CS6963 Distributed Systems

Lecture 09 Consensus, Raft

  • Objectives
    • Understand how Raft works.
    • Discuss the differences and similarities of Raft and Paxos.
    • Discuss whether (and where) Raft meets its goals of understandbility.

Discussion Questions

  • Q: How many failures can this/Paxos tolerate?

    • What about P/B? -> more economical
    • f + 1, 2f + 1, 3f + 1??? Would that be useful?
    • Turns out this is really interesting.
  • Q: What are some of the key (claimed) differences to multi-Paxos?

    • P305
  • Q: What are their complaints about Paxos?

    • P306
    • Difficult to understand: what evidence do they give?
      • You know the algorithm; do you believe it?
    • Claim is that this comes from the single decree formulation.
    • Hard to understand on its own. (Hard to see the point on its own.)
    • Hard to wrap a full system around.
    • No good for implementation because no widely agreed upon full algorithm.
  • Q: What are the criteria they spell out in Section 4 for understandability?

    • Do they always adhere to it?
    • e.g. Does the configuration change protocol seem as simple as possible?

■ Goal 1:
List every discussion question in the lecture notes that begins with "Q:".
The listing that comes next has no connection to the lecture notes above.

■ Excerpted records:

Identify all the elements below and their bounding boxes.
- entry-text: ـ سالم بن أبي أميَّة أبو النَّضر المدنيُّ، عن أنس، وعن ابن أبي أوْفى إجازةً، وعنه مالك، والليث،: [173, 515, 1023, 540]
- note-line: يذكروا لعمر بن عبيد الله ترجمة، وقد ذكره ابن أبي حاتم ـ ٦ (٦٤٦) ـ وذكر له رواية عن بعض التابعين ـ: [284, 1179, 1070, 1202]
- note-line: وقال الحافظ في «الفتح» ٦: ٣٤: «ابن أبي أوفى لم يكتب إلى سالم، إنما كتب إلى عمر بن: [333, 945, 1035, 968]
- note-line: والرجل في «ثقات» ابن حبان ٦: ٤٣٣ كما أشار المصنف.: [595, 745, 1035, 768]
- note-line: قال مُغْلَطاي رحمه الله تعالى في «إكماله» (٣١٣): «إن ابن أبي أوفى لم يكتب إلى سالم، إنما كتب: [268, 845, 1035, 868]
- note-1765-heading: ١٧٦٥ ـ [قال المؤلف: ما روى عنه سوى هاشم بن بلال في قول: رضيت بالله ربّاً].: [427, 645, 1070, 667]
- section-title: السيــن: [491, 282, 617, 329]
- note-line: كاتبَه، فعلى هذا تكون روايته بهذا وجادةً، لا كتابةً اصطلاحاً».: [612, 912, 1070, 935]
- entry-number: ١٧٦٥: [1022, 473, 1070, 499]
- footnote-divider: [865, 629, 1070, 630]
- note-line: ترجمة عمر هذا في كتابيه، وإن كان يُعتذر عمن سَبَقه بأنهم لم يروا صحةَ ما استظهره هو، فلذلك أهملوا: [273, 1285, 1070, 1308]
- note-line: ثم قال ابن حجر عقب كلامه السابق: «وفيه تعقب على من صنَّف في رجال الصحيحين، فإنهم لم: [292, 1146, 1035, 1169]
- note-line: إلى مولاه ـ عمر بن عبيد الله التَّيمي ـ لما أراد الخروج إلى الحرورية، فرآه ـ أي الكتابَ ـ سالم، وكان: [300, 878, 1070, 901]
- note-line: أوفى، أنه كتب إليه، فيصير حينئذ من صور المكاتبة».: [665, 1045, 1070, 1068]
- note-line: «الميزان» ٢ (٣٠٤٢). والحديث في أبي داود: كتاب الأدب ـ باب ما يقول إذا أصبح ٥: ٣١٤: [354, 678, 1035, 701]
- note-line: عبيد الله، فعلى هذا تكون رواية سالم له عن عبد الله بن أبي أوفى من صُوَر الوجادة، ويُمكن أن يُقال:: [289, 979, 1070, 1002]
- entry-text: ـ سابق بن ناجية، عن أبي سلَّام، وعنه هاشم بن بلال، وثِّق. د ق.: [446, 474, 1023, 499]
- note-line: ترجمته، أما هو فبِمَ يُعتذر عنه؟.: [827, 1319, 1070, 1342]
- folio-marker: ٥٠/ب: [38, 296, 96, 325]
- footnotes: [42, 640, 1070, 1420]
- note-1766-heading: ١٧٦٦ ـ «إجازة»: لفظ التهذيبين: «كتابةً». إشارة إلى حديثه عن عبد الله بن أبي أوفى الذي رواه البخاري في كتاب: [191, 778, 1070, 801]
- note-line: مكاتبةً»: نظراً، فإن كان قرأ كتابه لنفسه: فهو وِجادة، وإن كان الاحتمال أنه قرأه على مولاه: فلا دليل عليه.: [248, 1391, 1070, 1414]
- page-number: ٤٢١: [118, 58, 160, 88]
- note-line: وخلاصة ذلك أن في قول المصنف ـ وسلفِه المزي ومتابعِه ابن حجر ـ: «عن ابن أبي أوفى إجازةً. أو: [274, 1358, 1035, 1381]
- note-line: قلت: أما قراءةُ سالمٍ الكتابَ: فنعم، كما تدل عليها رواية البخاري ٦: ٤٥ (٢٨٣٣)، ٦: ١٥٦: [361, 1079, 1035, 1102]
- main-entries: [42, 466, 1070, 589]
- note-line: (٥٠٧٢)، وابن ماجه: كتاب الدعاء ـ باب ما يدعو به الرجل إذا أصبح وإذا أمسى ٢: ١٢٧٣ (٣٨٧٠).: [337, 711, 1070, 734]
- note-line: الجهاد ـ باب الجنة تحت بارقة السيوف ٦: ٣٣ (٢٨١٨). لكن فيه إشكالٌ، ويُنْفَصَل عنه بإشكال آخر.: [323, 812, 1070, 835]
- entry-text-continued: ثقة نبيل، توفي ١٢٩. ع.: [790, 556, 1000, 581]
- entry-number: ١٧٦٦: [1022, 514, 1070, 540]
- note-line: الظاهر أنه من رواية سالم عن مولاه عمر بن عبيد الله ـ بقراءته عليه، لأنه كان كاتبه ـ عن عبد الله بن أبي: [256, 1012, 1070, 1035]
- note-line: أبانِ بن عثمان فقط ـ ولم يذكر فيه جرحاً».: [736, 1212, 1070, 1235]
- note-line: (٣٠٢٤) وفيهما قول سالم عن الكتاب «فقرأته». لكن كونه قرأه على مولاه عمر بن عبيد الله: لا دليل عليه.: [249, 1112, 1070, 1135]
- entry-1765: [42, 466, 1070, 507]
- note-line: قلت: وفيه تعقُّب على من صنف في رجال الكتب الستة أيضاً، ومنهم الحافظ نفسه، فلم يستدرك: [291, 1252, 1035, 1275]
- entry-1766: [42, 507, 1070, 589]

■ Goal 2:
Show each line of the listing that contains the string "الكتاب".

■ Final result 1:
- How many failures can this/Paxos tolerate?
- What are some of the key (claimed) differences to multi-Paxos?
- What are their complaints about Paxos?
- What are the criteria they spell out in Section 4 for understandability?

■ Final result 2:
- note-line: إلى مولاه ـ عمر بن عبيد الله التَّيمي ـ لما أراد الخروج إلى الحرورية، فرآه ـ أي الكتابَ ـ سالم، وكان: [300, 878, 1070, 901]
- note-line: قلت: أما قراءةُ سالمٍ الكتابَ: فنعم، كما تدل عليها رواية البخاري ٦: ٤٥ (٢٨٣٣)، ٦: ١٥٦: [361, 1079, 1035, 1102]
- note-line: (٣٠٢٤) وفيهما قول سالم عن الكتاب «فقرأته». لكن كونه قرأه على مولاه عمر بن عبيد الله: لا دليل عليه.: [249, 1112, 1070, 1135]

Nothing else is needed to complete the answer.